WORK INSTRUCTIONS
Look through the material below. Copy each line that contains the string "МодульОбъекта".

Collected data
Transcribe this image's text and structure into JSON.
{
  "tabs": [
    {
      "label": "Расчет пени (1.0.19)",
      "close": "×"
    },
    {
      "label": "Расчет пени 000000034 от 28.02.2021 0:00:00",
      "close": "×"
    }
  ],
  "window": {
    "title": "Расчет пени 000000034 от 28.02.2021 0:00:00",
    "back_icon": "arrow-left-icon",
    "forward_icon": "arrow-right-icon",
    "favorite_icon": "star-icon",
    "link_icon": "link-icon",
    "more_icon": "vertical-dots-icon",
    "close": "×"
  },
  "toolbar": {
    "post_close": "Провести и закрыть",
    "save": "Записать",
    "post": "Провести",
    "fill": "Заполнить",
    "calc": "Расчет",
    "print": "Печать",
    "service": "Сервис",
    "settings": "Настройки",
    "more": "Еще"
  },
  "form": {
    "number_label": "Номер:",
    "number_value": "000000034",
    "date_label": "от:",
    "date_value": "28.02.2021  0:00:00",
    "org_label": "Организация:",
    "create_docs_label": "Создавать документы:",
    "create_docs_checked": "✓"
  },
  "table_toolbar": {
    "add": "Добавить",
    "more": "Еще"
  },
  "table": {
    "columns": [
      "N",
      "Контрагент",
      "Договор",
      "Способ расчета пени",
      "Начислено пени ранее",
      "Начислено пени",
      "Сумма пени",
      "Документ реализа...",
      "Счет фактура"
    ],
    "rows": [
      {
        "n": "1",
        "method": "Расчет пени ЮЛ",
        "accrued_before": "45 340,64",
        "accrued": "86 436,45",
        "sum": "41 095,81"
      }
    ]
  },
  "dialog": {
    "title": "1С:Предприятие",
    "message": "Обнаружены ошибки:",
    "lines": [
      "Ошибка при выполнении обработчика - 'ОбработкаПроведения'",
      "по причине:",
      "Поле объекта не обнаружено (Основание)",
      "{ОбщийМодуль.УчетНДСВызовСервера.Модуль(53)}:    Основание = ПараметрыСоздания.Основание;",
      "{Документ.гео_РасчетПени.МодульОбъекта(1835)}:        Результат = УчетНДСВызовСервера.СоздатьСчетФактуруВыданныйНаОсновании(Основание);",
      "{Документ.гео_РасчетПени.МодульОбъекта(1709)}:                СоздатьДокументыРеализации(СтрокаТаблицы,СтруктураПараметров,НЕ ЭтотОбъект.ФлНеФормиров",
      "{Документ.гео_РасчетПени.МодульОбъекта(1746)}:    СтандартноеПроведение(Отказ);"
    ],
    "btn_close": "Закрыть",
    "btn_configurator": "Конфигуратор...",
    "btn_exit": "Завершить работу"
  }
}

CORRECT OUTPUT
      "{Документ.гео_РасчетПени.МодульОбъекта(1835)}:        Результат = УчетНДСВызовСервера.СоздатьСчетФактуруВыданныйНаОсновании(Основание);",
      "{Документ.гео_РасчетПени.МодульОбъекта(1709)}:                СоздатьДокументыРеализации(СтрокаТаблицы,СтруктураПараметров,НЕ ЭтотОбъект.ФлНеФормиров",
      "{Документ.гео_РасчетПени.МодульОбъекта(1746)}:    СтандартноеПроведение(Отказ);"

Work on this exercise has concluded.